**Instruction**: In the data below, find every line with the string "kamayadi" and pull it out.

**Input data**:
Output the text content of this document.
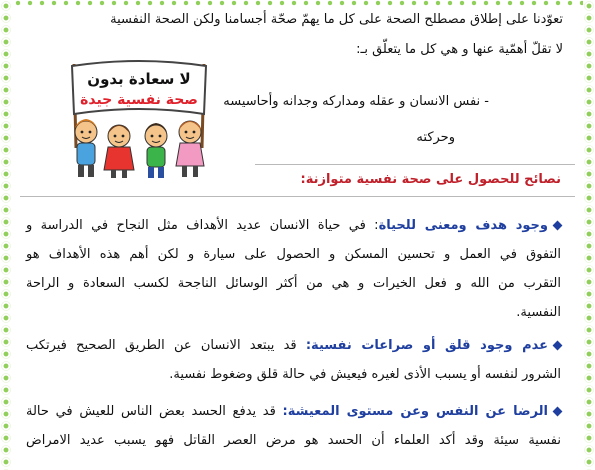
تعوّدنا على إطلاق مصطلح الصحة على كل ما يهمّ صحّة أجسامنا ولكن الصحة النفسية
لا تقلّ أهمّية عنها و هي كل ما يتعلّق بـ:
- نفس الانسان و عقله ومداركه وجدانه وأحاسيسه
وحركته
لا سعادة بدون
صحة نفسية جيدة
نصائح للحصول على صحة نفسية متوازنة:
وجود هدف ومعنى للحياة: في حياة الانسان عديد الأهداف مثل النجاح في الدراسة و
التفوق في العمل و تحسين المسكن و الحصول على سيارة و لكن أهم هذه الأهداف هو
التقرب من الله و فعل الخيرات و هي من أكثر الوسائل الناجحة لكسب السعادة و الراحة
النفسية.
عدم وجود قلق أو صراعات نفسية: قد يبتعد الانسان عن الطريق الصحيح فيرتكب
الشرور لنفسه أو يسبب الأذى لغيره فيعيش في حالة قلق وضغوط نفسية.
الرضا عن النفس وعن مستوى المعيشة: قد يدفع الحسد بعض الناس للعيش في حالة
نفسية سيئة وقد أكد العلماء أن الحسد هو مرض العصر القاتل فهو يسبب عديد الامراض
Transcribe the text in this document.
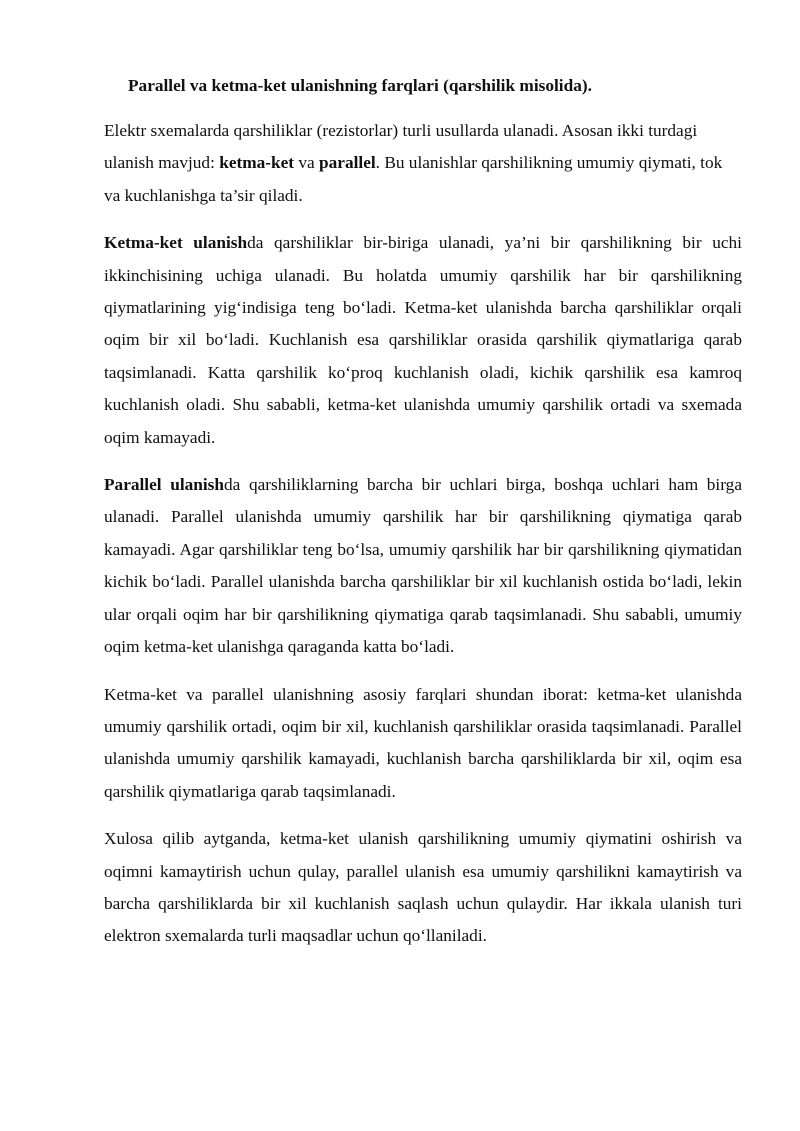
Parallel va ketma-ket ulanishning farqlari (qarshilik misolida).

Elektr sxemalarda qarshiliklar (rezistorlar) turli usullarda ulanadi. Asosan ikki turdagi ulanish mavjud: ketma-ket va parallel. Bu ulanishlar qarshilikning umumiy qiymati, tok va kuchlanishga ta’sir qiladi.

Ketma-ket ulanishda qarshiliklar bir-biriga ulanadi, ya’ni bir qarshilikning bir uchi ikkinchisining uchiga ulanadi. Bu holatda umumiy qarshilik har bir qarshilikning qiymatlarining yig‘indisiga teng bo‘ladi. Ketma-ket ulanishda barcha qarshiliklar orqali oqim bir xil bo‘ladi. Kuchlanish esa qarshiliklar orasida qarshilik qiymatlariga qarab taqsimlanadi. Katta qarshilik ko‘proq kuchlanish oladi, kichik qarshilik esa kamroq kuchlanish oladi. Shu sababli, ketma-ket ulanishda umumiy qarshilik ortadi va sxemada oqim kamayadi.

Parallel ulanishda qarshiliklarning barcha bir uchlari birga, boshqa uchlari ham birga ulanadi. Parallel ulanishda umumiy qarshilik har bir qarshilikning qiymatiga qarab kamayadi. Agar qarshiliklar teng bo‘lsa, umumiy qarshilik har bir qarshilikning qiymatidan kichik bo‘ladi. Parallel ulanishda barcha qarshiliklar bir xil kuchlanish ostida bo‘ladi, lekin ular orqali oqim har bir qarshilikning qiymatiga qarab taqsimlanadi. Shu sababli, umumiy oqim ketma-ket ulanishga qaraganda katta bo‘ladi.

Ketma-ket va parallel ulanishning asosiy farqlari shundan iborat: ketma-ket ulanishda umumiy qarshilik ortadi, oqim bir xil, kuchlanish qarshiliklar orasida taqsimlanadi. Parallel ulanishda umumiy qarshilik kamayadi, kuchlanish barcha qarshiliklarda bir xil, oqim esa qarshilik qiymatlariga qarab taqsimlanadi.

Xulosa qilib aytganda, ketma-ket ulanish qarshilikning umumiy qiymatini oshirish va oqimni kamaytirish uchun qulay, parallel ulanish esa umumiy qarshilikni kamaytirish va barcha qarshiliklarda bir xil kuchlanish saqlash uchun qulaydir. Har ikkala ulanish turi elektron sxemalarda turli maqsadlar uchun qo‘llaniladi.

**Answer to the exercise**:
Ketma-ket ulanishda qarshiliklar bir-biriga ulanadi, ya’ni bir qarshilikning bir uchi ikkinchisining uchiga ulanadi. Bu holatda umumiy qarshilik har bir qarshilikning qiymatlarining yig‘indisiga teng bo‘ladi. Ketma-ket ulanishda barcha qarshiliklar orqali oqim bir xil bo‘ladi. Kuchlanish esa qarshiliklar orasida qarshilik qiymatlariga qarab taqsimlanadi. Katta qarshilik ko‘proq kuchlanish oladi, kichik qarshilik esa kamroq kuchlanish oladi. Shu sababli, ketma-ket ulanishda umumiy qarshilik ortadi va sxemada oqim kamayadi.
Parallel ulanishda qarshiliklarning barcha bir uchlari birga, boshqa uchlari ham birga ulanadi. Parallel ulanishda umumiy qarshilik har bir qarshilikning qiymatiga qarab kamayadi. Agar qarshiliklar teng bo‘lsa, umumiy qarshilik har bir qarshilikning qiymatidan kichik bo‘ladi. Parallel ulanishda barcha qarshiliklar bir xil kuchlanish ostida bo‘ladi, lekin ular orqali oqim har bir qarshilikning qiymatiga qarab taqsimlanadi. Shu sababli, umumiy oqim ketma-ket ulanishga qaraganda katta bo‘ladi.
Ketma-ket va parallel ulanishning asosiy farqlari shundan iborat: ketma-ket ulanishda umumiy qarshilik ortadi, oqim bir xil, kuchlanish qarshiliklar orasida taqsimlanadi. Parallel ulanishda umumiy qarshilik kamayadi, kuchlanish barcha qarshiliklarda bir xil, oqim esa qarshilik qiymatlariga qarab taqsimlanadi.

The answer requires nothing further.